What is the number of lines holding the word "Poliolefin"? Give that number alone.
╭──
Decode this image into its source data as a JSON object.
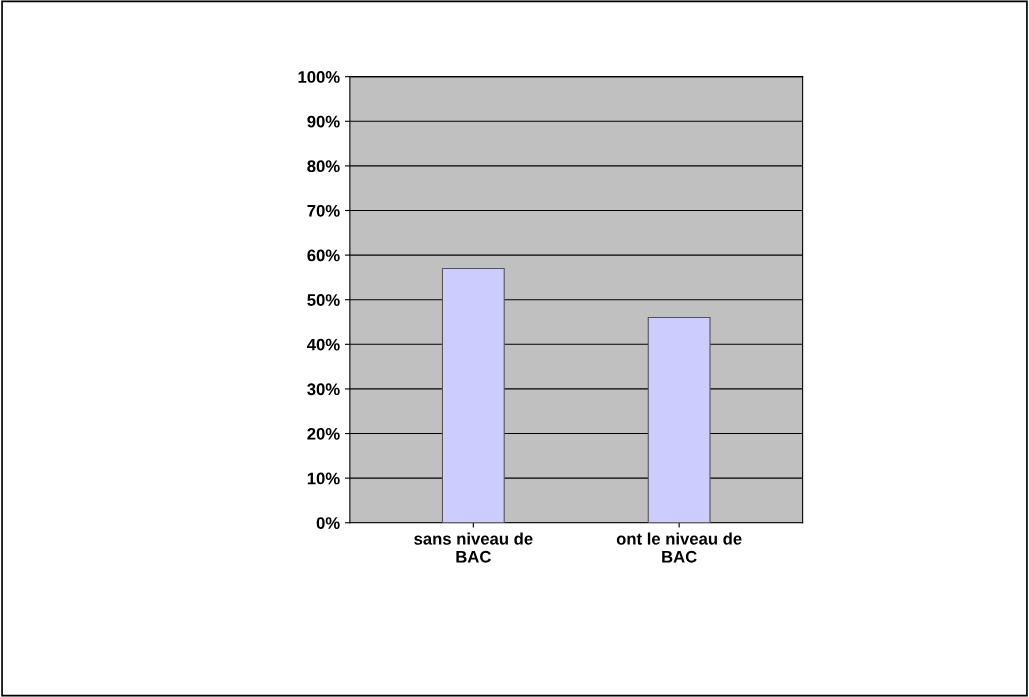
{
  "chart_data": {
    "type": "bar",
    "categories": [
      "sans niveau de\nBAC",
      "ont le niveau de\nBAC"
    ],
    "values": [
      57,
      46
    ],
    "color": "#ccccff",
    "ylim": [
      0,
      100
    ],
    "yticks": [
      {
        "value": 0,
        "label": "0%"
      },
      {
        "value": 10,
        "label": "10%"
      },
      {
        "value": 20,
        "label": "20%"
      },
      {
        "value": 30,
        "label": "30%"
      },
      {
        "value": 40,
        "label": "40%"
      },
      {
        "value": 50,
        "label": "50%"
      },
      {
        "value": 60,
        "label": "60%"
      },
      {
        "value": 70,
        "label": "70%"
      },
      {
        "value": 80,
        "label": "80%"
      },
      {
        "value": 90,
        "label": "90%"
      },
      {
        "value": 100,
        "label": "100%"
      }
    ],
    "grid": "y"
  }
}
╰──
╭──
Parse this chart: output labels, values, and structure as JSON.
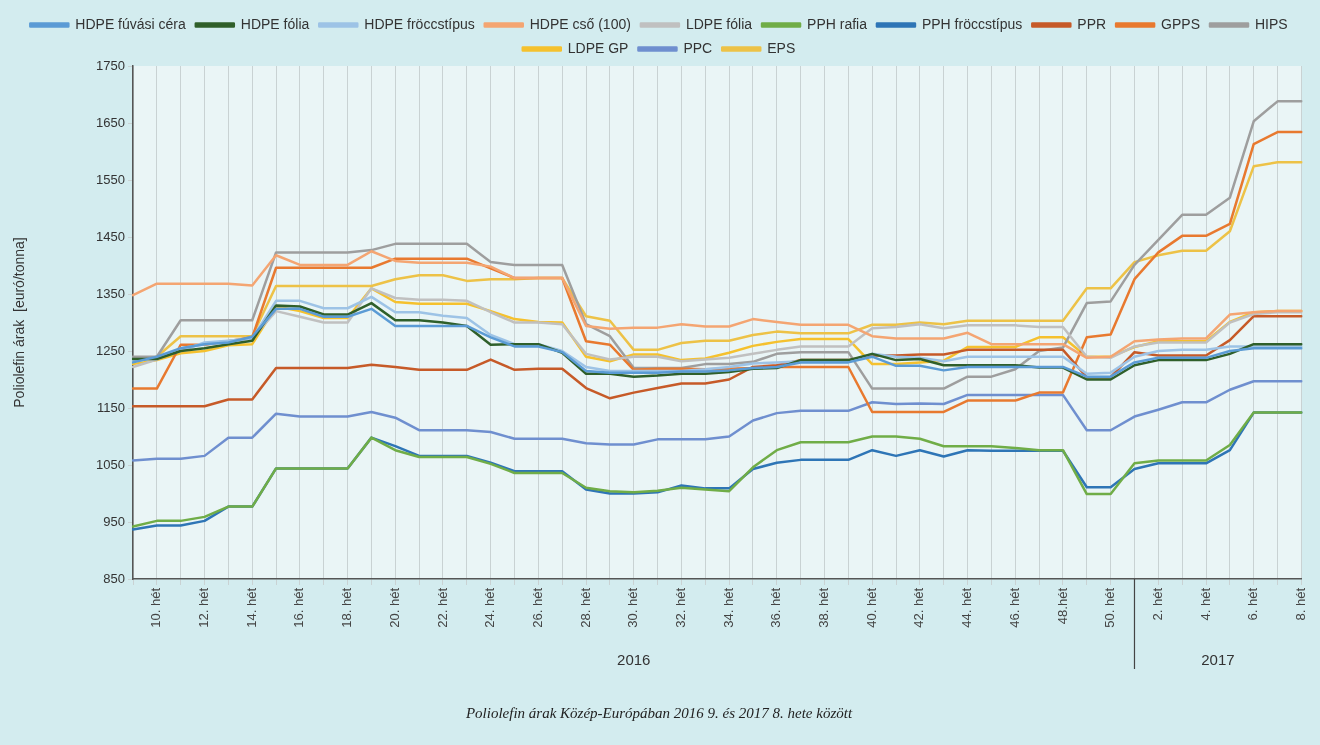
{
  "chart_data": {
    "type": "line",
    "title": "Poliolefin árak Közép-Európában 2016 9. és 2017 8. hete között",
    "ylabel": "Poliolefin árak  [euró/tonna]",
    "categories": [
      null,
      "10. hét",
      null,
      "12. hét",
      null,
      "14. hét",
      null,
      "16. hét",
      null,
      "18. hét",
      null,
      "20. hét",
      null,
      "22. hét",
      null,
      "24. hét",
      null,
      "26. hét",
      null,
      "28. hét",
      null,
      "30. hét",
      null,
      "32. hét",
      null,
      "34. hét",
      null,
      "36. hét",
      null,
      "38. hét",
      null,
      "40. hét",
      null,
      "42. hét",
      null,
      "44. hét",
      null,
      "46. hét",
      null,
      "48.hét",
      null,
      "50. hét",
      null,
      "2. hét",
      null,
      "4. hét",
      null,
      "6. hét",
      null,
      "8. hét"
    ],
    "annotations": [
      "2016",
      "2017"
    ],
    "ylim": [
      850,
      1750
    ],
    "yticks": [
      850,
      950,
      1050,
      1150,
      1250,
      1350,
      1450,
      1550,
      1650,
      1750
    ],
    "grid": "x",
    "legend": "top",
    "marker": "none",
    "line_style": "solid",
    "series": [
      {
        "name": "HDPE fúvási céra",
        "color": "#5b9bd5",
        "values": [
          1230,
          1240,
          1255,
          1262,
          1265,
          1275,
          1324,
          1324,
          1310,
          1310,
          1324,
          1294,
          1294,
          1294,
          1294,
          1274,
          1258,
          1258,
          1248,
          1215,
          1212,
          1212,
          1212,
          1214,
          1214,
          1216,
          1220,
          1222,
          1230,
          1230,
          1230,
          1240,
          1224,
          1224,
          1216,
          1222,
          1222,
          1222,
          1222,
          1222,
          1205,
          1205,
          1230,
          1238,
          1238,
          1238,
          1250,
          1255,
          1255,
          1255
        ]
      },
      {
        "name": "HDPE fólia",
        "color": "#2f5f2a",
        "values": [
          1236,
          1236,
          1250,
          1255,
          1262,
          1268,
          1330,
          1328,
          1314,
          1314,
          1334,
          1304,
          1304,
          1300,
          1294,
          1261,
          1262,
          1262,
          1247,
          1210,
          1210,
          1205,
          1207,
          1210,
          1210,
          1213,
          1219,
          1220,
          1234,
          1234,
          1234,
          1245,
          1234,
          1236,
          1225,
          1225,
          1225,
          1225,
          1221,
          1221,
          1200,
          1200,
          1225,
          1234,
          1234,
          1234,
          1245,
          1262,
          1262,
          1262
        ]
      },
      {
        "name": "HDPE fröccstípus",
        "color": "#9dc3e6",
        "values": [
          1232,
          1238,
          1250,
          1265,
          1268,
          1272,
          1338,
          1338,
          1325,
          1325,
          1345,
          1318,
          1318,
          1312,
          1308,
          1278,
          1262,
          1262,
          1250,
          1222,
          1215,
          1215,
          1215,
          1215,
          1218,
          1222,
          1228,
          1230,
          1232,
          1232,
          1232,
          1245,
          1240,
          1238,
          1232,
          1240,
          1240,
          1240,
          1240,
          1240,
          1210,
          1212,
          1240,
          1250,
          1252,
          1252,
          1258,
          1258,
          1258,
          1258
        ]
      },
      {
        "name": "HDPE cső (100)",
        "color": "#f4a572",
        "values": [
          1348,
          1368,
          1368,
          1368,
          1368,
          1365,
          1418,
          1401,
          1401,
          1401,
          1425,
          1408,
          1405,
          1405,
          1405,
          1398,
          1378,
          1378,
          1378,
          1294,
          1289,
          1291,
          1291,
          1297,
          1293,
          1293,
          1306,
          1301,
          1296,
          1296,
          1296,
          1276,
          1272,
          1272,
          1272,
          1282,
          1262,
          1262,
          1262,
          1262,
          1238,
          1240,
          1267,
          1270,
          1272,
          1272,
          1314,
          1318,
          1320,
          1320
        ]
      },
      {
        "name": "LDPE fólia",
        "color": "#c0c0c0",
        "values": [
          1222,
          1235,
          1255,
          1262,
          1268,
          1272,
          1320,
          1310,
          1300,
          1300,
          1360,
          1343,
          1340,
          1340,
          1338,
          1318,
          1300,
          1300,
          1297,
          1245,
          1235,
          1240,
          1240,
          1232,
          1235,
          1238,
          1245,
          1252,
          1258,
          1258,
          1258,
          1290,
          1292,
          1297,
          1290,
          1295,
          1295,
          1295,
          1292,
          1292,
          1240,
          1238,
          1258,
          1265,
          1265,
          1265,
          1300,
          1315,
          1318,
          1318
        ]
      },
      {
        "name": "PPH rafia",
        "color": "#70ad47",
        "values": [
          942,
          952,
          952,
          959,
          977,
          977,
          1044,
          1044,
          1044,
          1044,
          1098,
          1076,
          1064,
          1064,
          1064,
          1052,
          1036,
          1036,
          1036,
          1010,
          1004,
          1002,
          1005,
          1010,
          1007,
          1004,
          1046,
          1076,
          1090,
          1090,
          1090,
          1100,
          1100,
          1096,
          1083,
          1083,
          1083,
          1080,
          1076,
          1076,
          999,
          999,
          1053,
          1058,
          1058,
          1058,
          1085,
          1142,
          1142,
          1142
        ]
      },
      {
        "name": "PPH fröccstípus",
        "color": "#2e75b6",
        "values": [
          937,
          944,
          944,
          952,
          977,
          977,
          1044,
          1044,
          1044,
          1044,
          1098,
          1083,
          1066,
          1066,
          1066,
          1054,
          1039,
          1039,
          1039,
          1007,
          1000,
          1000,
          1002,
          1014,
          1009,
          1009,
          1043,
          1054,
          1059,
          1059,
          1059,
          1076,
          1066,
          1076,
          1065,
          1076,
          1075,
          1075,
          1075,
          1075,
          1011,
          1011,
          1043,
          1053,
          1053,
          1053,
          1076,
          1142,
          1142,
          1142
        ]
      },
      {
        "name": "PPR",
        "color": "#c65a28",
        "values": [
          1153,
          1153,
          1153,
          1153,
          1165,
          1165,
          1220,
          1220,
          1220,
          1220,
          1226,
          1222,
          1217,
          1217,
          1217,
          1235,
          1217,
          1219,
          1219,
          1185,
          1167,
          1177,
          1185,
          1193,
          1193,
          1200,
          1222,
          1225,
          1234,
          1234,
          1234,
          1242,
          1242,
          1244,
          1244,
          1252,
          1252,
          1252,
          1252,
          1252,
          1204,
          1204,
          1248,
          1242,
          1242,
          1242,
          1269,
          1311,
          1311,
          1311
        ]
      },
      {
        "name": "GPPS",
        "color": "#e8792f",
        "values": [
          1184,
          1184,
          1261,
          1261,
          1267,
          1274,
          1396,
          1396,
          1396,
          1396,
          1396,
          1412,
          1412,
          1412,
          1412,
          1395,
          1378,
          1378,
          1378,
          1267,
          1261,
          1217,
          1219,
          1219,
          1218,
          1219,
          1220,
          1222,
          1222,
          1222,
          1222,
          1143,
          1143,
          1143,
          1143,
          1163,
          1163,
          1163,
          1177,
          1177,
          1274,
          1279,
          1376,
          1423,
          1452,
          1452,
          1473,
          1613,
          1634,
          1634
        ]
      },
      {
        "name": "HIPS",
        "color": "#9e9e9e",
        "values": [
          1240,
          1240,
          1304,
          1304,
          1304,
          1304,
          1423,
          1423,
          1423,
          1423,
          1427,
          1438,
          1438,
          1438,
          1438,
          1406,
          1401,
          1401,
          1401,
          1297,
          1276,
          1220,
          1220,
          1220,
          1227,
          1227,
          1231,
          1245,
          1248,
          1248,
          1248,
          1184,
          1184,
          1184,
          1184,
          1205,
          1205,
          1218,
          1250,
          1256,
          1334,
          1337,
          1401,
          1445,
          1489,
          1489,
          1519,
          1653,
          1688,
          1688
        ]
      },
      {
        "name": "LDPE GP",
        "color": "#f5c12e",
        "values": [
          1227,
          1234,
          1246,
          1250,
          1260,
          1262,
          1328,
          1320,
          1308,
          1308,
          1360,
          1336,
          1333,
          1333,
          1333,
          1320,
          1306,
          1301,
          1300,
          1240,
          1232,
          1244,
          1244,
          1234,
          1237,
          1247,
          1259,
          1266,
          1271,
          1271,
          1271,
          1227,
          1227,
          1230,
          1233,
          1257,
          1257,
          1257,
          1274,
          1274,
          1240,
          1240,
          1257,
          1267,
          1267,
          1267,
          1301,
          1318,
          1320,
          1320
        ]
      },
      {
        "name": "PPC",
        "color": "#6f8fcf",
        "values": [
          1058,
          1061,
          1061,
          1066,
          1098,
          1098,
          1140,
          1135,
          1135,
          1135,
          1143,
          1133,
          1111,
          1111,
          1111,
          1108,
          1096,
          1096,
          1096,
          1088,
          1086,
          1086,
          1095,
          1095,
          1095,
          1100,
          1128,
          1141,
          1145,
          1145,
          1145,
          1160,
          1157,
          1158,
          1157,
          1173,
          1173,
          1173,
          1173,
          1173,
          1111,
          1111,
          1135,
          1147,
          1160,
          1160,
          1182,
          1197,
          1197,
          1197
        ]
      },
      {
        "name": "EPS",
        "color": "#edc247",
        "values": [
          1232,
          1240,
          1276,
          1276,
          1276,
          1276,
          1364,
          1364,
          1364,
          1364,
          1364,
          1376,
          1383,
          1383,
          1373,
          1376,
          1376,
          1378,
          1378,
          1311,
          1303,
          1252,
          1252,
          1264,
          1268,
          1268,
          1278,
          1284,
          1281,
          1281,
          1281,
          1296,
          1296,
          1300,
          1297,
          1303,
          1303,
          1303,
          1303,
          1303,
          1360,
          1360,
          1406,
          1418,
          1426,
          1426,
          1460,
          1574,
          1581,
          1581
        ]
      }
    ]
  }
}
╰──
▶ [TASK OUTPUT]: 2